EXERCISE TASK:
In the records below, find each line containing the word "nichts" and copy it.

(A block of data)
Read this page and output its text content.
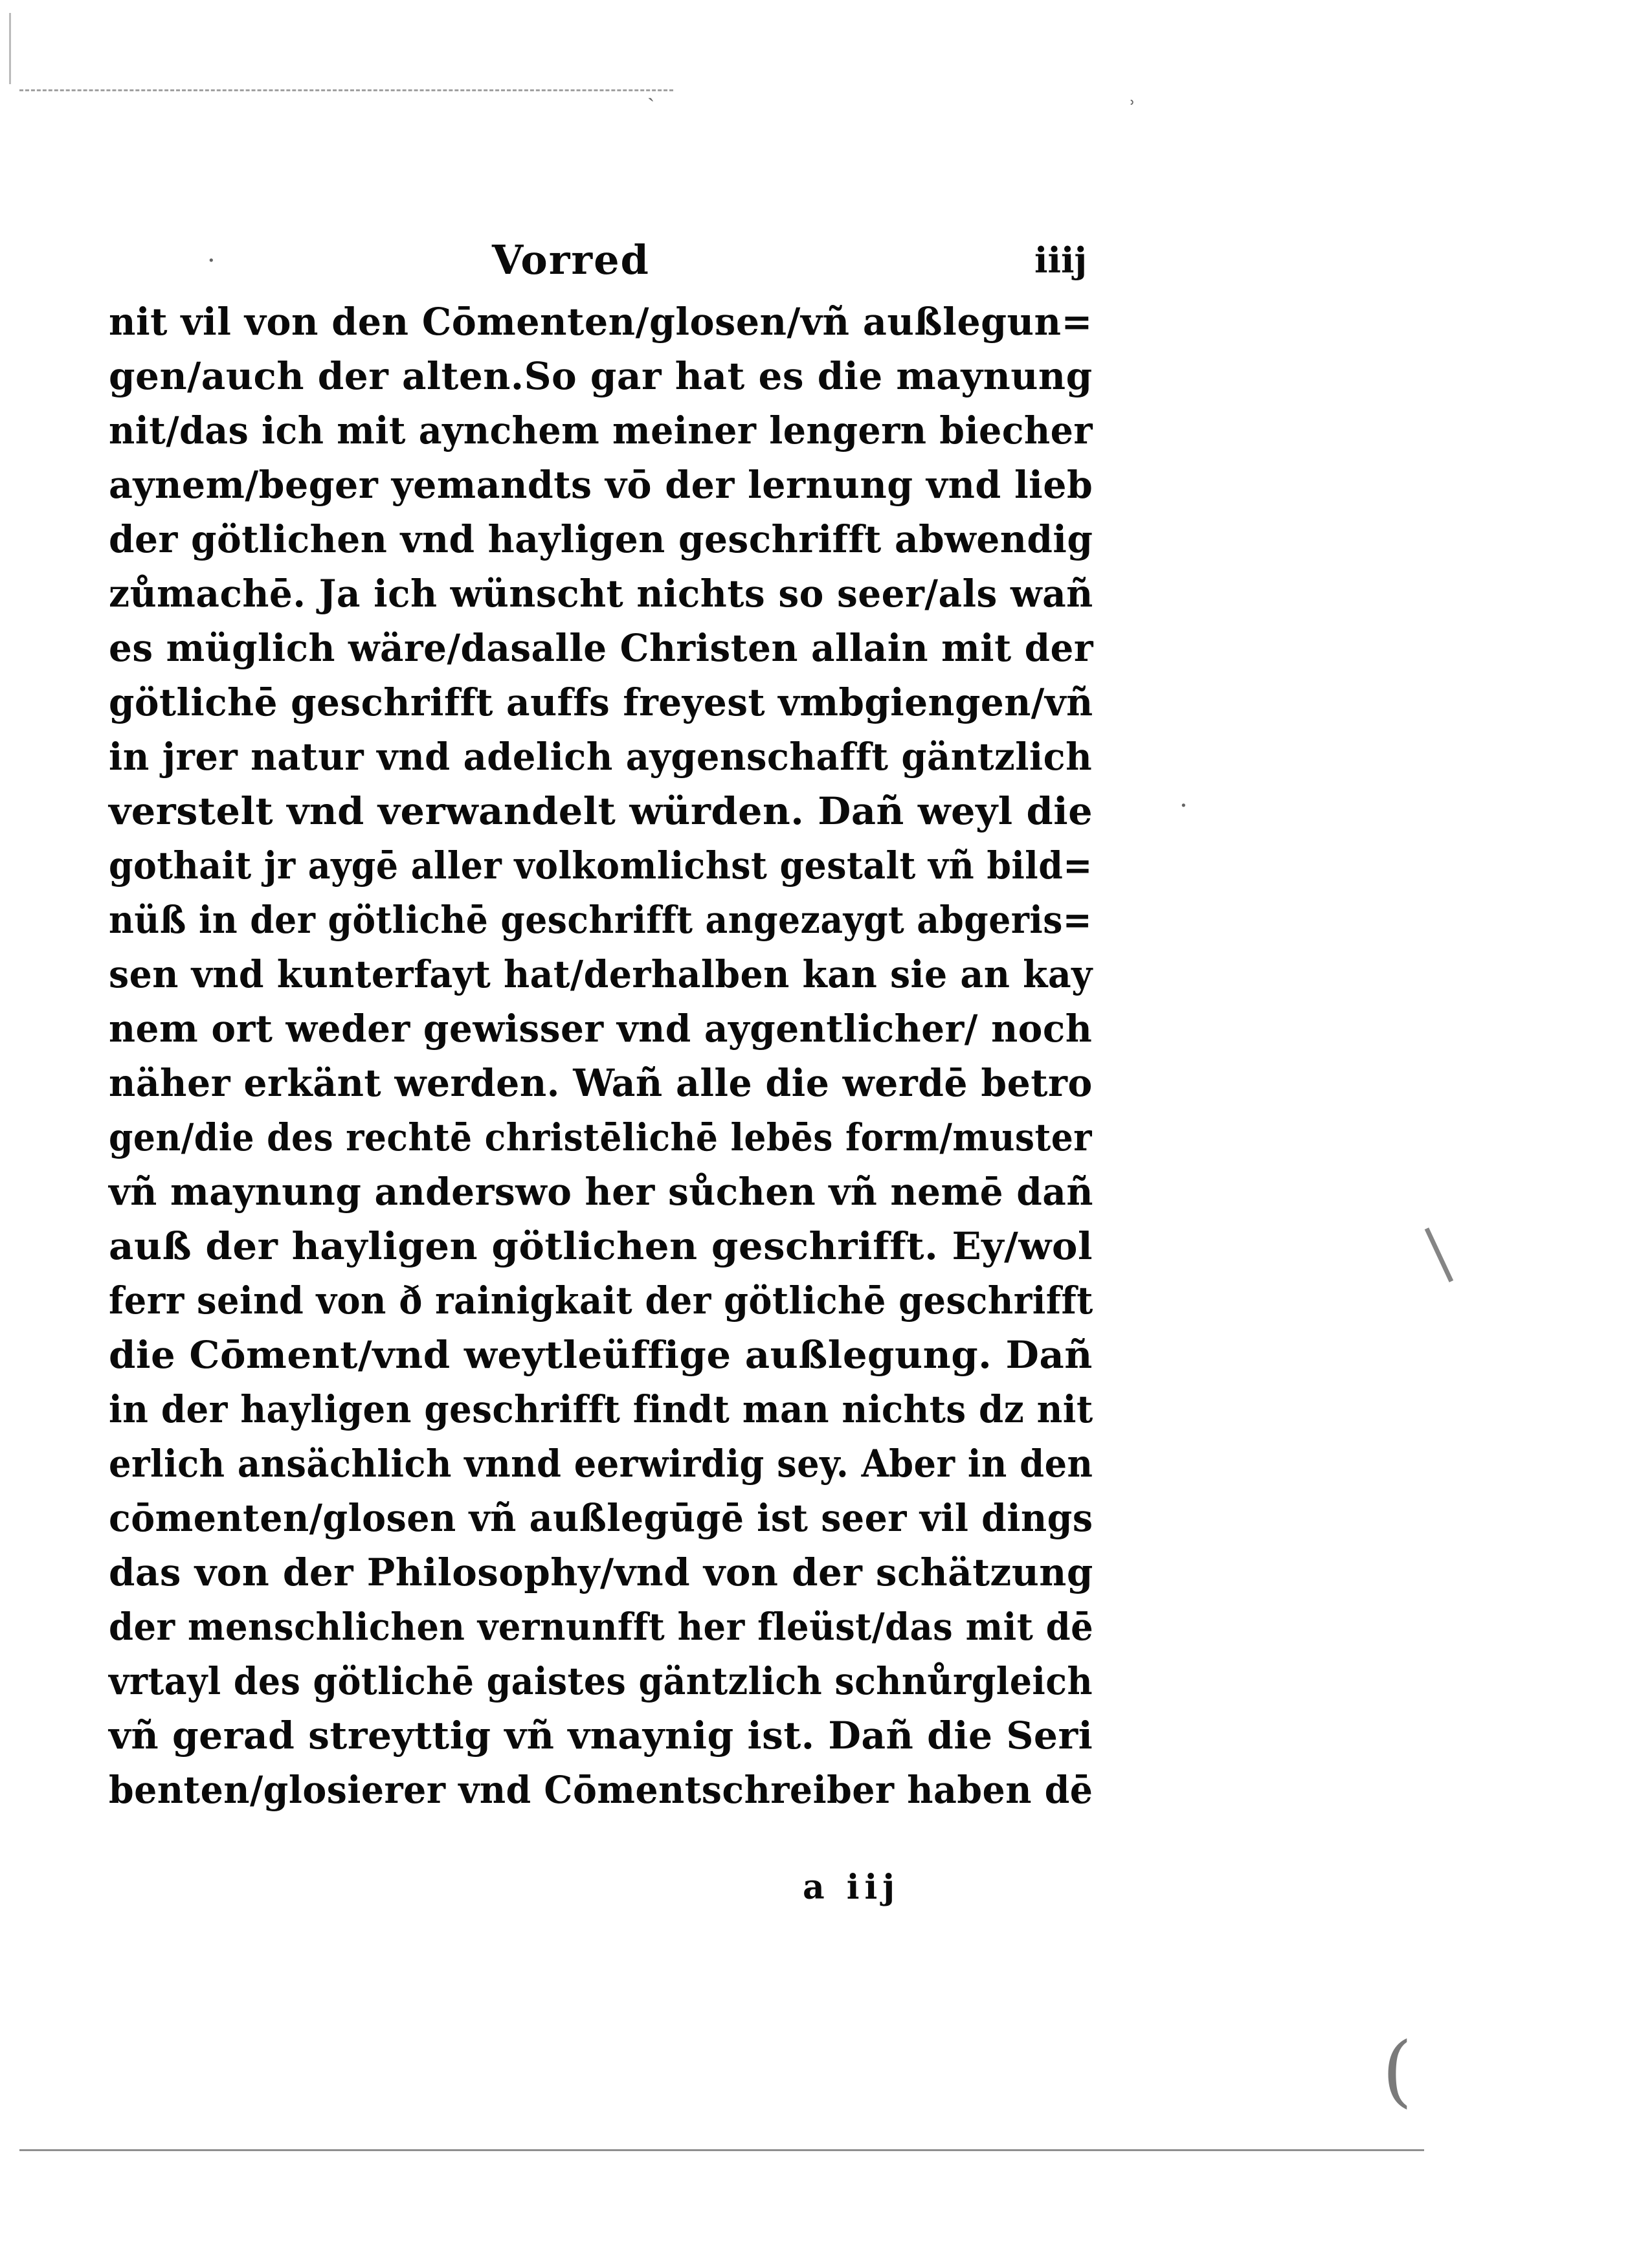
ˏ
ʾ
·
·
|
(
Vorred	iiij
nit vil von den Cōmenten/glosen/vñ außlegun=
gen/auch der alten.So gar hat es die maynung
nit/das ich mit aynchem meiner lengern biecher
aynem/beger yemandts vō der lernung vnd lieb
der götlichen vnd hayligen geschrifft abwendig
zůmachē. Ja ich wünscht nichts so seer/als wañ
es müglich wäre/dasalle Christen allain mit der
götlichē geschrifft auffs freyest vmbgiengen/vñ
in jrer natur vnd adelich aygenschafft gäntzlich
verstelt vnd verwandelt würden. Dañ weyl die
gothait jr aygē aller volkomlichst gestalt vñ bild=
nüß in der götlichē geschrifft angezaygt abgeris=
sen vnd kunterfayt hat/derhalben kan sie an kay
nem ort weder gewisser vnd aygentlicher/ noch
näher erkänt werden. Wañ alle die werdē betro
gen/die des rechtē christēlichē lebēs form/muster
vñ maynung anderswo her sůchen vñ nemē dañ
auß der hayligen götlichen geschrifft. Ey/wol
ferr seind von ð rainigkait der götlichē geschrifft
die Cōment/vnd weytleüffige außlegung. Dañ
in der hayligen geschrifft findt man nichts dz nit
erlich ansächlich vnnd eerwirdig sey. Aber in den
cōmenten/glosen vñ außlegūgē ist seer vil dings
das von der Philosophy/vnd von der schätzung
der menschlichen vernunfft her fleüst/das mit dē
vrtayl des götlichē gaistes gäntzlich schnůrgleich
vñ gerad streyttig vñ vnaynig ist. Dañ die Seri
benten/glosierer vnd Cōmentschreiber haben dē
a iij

ANSWER TO THIS PROBLEM:
zůmachē. Ja ich wünscht nichts so seer/als wañ
in der hayligen geschrifft findt man nichts dz nit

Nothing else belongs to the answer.